= Ashfield gang rapes =

2002 Australian crime spree

The Ashfield gang rapes was a series of attacks involving indecent assault and rape which were carried out in Ashfield, New South Wales, Australia over a six-month period in 2002. Four Pakistani brothers and a Nepali student were convicted and imprisoned for the rapes.

==Perpetrators==
The Khan brothers were referred to in court reports by their initials only, as two of the brothers were 16 and 17 at the time of the crimes. The fifth defendant, Ram Shrestha, was a Nepalese immigrant and friend of the "K" brothers. As of July 2005, MSK was 26 years old, MAK, 25, MRK, 20, and MMK, 19. As of 2003, Shrestha, also referred to merely by his initials, S, was 25.

The eldest, MSK, was married with a six-year-old son as of 2005. They had grown up in Pakistan and had been brought to Sydney in 2000 by their father, who provided them with a house in Ashfield. He unsuccessfully attempted in court to provide an alibi for his sons, and was facing perjury charges at the time of his death in November 2006.

==Trials==
News media were banned from reporting on the trials until July 2005 to prevent tainting the jury pool.

• EXERCISES TO COMPLETE
1: Please rewrite the part of the Ashfield gang rapes text starting at "The Ashfield gang" and ending at "initials, S, was 25.", putting "siblings" in place of "brothers".
2: Which initials does the Ashfield gang rapes text use to refer to the five defendants?
3: Extend the Ashfield gang rapes text past its final sentence.

• DATASET EXCERPT
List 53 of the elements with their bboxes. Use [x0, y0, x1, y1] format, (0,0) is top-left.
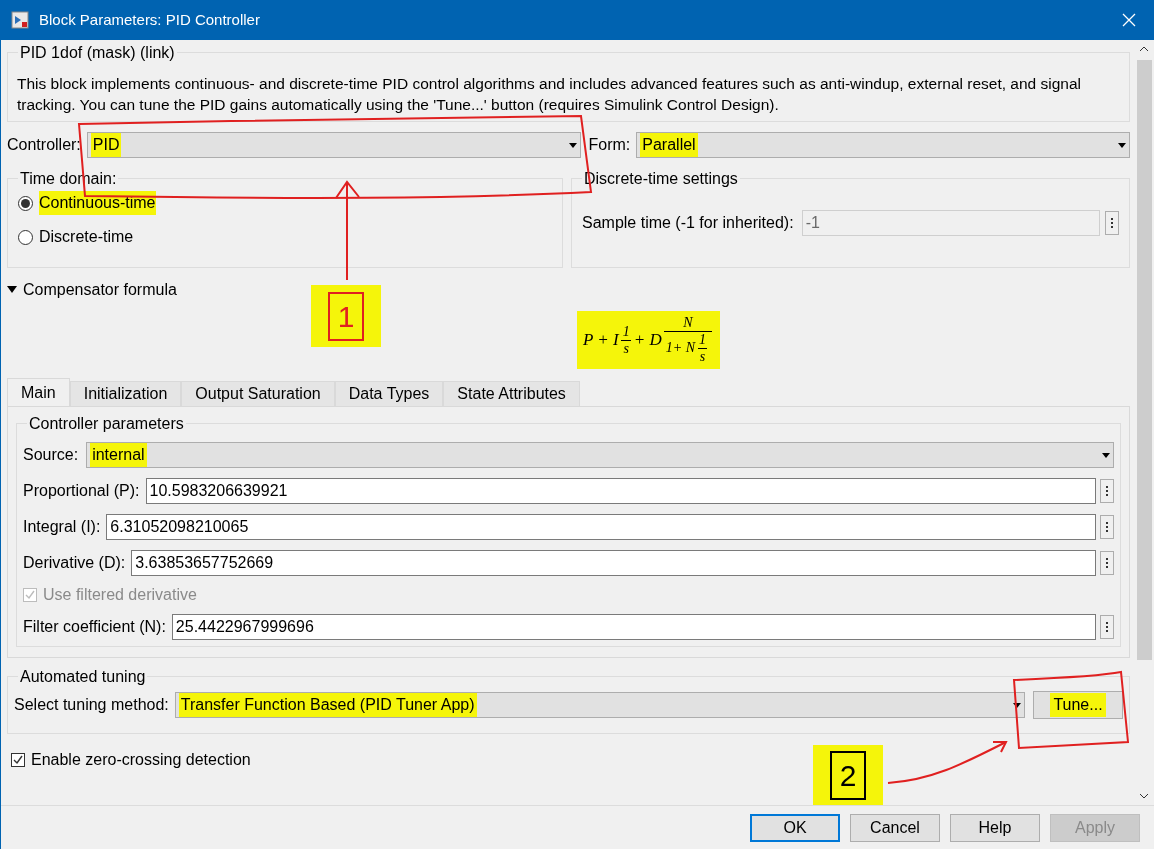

• SOLVED TASKS
1:
The Ashfield gang rapes was a series of attacks involving indecent assault and rape which were carried out in Ashfield, New South Wales, Australia over a six-month period in 2002. Four Pakistani siblings and a Nepali student were convicted and imprisoned for the rapes.

==Perpetrators==
The Khan siblings were referred to in court reports by their initials only, as two of the siblings were 16 and 17 at the time of the crimes. The fifth defendant, Ram Shrestha, was a Nepalese immigrant and friend of the "K" siblings. As of July 2005, MSK was 26 years old, MAK, 25, MRK, 20, and MMK, 19. As of 2003, Shrestha, also referred to merely by his initials, S, was 25.

2: MSK, MAK, MRK, MMK, S

3:
In 2003, all five defendants were found guilty of "aggravated sexual assault in company" committed on 28 July 2002. In April 2004, the four brothers were sentenced to a total of 70 years' imprisonment over the 28 July assaults. Ram Shrestha had hanged himself in his prison cell on or about 15 April 2004, a week before the sentencing. In late 2004 three of the brothers appealed against their sentences, but their appeals were rejected in November 2005.

In the March 2005 trial of MSK, MAK, and MMK for the February rapes, MSK divulged the K brothers' 2003 convictions in open court, a fact which had been kept from the jury to ensure a fair trial. Prosecutor Ken McKay suggested MSK's outburst appeared "calculated" to have the trial aborted. The trial was aborted for MAK and MMK, but not for MSK.

MSK initially fabricated evidence that he had "consensual" sex with a 14-year-old, before admitting in late 2005 that he had lied.

MSK, as well as his barrister, argued that MSK's actions were influenced by alcohol and cultural conditioning. MSK apologised to his victim in court and said he understood his actions were wrong now that he better understood "Australian culture." Using culture as an excuse disgusted the father of one victim, who was Muslim.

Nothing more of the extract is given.